WHAT THE TASK REQUIRES:
Collect each line containing "website".

# START OF EXTRACTED DATA

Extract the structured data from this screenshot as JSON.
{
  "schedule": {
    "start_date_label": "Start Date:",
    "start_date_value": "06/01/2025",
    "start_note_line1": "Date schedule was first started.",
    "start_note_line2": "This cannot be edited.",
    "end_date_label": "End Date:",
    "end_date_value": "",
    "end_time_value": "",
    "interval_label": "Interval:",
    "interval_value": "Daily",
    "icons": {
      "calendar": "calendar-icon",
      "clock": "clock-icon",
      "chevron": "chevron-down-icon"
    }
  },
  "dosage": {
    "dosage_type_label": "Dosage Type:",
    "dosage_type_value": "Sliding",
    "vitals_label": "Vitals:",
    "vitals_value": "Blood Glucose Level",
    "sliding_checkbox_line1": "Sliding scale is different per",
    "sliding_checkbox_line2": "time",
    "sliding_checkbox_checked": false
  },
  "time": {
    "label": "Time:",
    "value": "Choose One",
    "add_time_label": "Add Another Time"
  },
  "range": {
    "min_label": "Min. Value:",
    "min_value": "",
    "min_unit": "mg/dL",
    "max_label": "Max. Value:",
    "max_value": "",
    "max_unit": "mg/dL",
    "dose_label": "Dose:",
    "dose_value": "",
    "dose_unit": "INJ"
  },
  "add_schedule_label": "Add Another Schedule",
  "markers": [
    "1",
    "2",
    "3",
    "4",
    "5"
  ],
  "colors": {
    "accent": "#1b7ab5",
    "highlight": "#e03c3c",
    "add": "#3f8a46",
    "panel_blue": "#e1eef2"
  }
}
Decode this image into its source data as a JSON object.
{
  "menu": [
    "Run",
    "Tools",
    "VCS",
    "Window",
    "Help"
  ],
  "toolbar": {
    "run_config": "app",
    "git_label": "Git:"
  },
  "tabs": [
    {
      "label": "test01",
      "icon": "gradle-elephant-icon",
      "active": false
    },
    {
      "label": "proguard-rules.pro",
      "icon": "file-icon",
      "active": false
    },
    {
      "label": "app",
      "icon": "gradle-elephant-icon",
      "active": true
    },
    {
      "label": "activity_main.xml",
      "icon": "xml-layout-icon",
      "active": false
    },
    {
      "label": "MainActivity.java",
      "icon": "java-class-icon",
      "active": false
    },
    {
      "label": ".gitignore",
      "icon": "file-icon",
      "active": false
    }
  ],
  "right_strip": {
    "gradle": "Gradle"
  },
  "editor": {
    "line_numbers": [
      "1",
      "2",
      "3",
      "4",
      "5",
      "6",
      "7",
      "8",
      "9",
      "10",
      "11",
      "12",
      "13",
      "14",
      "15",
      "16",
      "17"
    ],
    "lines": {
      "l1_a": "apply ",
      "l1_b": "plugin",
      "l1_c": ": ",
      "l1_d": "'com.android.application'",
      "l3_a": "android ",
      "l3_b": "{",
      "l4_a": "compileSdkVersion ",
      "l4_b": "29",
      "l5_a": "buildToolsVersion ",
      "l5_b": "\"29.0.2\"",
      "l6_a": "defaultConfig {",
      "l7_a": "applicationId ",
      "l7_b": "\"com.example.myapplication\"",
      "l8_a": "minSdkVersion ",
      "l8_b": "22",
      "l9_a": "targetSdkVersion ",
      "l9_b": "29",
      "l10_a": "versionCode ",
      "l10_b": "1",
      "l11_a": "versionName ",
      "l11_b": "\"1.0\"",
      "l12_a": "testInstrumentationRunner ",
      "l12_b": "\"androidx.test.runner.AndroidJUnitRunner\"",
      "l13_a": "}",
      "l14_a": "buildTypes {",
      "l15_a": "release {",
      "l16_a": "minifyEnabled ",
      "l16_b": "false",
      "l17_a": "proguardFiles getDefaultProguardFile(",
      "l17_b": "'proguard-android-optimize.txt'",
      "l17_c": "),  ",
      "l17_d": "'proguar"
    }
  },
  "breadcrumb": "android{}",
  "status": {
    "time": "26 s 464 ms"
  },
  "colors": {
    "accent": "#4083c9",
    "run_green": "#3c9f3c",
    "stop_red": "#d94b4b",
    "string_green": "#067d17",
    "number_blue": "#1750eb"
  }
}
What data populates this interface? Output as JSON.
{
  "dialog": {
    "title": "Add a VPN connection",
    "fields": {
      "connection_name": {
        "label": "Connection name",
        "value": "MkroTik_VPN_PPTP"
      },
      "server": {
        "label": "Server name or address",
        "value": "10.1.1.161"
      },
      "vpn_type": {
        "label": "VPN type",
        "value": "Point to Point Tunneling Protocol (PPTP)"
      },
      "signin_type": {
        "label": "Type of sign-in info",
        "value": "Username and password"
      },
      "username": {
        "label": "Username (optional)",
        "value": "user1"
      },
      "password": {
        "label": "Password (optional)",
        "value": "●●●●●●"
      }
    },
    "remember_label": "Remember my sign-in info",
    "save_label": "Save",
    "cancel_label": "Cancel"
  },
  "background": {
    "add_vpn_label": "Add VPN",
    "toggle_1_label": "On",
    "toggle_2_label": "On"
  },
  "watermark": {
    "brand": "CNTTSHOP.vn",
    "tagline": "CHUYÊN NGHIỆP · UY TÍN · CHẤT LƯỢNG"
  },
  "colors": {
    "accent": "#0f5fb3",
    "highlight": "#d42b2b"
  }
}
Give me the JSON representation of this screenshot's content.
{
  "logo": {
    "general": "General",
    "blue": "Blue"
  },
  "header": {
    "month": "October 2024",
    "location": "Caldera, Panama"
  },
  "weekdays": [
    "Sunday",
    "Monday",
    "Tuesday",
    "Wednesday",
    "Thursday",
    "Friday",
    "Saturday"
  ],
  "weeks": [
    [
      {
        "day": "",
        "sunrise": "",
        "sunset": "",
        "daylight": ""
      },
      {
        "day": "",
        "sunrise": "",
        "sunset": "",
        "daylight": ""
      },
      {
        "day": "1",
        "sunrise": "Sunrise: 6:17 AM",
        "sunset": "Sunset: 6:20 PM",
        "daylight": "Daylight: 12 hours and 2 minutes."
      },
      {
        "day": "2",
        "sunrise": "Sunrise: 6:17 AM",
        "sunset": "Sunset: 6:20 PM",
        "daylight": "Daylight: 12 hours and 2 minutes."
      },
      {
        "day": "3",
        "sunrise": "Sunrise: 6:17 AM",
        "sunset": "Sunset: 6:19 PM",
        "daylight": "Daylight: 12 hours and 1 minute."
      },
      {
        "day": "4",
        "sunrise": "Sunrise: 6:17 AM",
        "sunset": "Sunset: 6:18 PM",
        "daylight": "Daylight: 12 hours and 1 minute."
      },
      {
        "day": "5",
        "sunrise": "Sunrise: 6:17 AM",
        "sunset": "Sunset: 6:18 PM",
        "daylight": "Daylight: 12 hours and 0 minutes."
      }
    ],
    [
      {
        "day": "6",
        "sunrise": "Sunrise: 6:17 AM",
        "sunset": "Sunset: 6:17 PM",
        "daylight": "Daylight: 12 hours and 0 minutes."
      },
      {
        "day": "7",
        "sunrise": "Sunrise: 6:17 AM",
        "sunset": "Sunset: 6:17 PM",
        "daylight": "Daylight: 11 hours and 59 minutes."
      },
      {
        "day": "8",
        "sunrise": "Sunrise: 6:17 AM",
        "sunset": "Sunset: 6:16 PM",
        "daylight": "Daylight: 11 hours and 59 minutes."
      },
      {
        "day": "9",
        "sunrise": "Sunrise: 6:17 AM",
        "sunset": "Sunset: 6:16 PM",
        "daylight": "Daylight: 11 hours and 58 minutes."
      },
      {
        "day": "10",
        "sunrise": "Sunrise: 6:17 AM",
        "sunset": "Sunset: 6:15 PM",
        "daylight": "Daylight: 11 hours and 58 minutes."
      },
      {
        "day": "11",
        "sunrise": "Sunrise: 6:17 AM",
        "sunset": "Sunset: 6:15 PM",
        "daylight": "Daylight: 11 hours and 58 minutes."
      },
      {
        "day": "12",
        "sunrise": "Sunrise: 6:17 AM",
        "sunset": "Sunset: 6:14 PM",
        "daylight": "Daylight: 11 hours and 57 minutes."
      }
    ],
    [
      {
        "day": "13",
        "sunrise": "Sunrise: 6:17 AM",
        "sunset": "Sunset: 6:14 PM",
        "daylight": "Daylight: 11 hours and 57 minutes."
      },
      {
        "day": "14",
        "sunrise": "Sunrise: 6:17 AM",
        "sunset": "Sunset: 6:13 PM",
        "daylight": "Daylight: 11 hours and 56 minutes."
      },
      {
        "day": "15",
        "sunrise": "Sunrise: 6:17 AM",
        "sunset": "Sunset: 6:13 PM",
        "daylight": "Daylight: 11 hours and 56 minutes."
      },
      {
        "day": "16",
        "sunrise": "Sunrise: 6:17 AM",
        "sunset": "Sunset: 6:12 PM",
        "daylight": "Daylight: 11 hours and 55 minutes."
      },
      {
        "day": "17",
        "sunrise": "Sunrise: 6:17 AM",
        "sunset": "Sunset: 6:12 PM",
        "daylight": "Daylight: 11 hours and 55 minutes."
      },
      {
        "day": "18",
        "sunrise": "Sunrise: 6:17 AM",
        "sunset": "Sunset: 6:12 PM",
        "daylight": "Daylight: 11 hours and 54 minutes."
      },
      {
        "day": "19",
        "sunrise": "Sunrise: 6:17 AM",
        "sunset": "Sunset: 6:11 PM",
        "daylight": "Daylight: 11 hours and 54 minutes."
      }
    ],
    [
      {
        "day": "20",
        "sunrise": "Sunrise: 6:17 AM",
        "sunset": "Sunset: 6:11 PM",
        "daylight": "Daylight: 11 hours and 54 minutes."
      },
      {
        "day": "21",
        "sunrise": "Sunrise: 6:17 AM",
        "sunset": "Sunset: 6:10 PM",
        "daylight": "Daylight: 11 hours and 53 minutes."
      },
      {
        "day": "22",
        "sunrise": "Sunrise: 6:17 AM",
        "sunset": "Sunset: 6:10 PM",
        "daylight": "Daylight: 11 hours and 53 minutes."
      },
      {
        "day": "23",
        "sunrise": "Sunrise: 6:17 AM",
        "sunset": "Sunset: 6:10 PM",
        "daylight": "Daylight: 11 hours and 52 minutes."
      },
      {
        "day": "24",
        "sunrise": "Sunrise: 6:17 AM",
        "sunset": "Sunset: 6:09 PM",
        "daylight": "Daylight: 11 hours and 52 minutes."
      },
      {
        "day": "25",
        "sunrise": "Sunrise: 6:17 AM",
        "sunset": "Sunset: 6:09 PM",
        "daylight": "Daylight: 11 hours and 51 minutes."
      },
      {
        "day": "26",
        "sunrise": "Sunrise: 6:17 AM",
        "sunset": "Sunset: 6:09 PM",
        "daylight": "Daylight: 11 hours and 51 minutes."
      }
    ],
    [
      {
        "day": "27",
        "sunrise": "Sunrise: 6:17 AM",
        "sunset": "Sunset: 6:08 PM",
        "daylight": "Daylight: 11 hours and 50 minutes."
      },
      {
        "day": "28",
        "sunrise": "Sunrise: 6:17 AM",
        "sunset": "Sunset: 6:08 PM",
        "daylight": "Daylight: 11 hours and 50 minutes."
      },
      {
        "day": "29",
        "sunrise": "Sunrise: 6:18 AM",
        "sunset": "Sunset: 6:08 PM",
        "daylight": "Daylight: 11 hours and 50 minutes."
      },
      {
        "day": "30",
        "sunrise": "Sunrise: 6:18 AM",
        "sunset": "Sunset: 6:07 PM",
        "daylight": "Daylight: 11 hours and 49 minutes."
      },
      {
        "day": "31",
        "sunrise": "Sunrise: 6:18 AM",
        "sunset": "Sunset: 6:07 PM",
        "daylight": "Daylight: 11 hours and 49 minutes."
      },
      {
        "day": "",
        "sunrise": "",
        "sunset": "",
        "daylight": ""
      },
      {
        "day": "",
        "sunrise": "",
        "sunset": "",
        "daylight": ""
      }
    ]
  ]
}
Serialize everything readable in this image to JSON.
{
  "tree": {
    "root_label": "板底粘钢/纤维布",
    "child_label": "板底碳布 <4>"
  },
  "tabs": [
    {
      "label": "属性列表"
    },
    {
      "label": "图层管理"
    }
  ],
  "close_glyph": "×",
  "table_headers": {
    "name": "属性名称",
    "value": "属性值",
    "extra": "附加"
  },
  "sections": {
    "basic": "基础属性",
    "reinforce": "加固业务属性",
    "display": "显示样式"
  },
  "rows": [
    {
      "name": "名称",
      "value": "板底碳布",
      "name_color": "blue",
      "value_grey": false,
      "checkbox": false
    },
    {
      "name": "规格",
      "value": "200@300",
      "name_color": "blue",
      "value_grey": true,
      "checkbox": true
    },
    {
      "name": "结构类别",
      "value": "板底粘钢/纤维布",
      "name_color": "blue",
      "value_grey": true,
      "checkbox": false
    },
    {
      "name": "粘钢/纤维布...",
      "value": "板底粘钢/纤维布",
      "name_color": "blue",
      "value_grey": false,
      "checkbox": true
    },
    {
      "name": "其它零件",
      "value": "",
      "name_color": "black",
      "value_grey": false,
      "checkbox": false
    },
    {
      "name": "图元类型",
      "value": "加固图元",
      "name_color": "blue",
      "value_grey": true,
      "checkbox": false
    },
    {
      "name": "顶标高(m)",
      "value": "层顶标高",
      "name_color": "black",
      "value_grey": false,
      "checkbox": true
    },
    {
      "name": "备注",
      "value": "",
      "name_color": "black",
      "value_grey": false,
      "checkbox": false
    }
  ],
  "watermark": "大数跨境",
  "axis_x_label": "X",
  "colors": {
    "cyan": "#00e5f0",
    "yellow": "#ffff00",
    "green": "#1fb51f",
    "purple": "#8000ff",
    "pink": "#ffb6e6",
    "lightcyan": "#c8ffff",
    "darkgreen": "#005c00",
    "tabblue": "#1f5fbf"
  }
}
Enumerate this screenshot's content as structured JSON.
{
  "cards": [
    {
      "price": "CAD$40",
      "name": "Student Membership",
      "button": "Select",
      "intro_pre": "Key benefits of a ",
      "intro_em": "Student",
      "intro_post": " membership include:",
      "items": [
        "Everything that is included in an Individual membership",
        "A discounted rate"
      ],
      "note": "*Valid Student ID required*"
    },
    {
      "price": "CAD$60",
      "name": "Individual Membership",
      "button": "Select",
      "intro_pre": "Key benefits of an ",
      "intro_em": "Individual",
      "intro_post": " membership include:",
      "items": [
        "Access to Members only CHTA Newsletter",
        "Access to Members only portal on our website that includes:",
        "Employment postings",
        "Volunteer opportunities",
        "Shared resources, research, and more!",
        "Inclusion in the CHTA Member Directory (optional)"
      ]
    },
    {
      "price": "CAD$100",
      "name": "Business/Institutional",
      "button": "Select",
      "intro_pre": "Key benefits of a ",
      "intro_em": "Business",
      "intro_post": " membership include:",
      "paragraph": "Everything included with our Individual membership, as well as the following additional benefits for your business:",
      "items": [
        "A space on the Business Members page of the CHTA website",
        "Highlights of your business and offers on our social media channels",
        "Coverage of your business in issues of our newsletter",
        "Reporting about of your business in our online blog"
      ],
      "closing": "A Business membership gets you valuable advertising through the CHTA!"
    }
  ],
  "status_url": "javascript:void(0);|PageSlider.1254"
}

# END OF EXTRACTED DATA

SOLUTION FOR THIS PROBLEM:
        "Access to Members only portal on our website that includes:",
        "A space on the Business Members page of the CHTA website",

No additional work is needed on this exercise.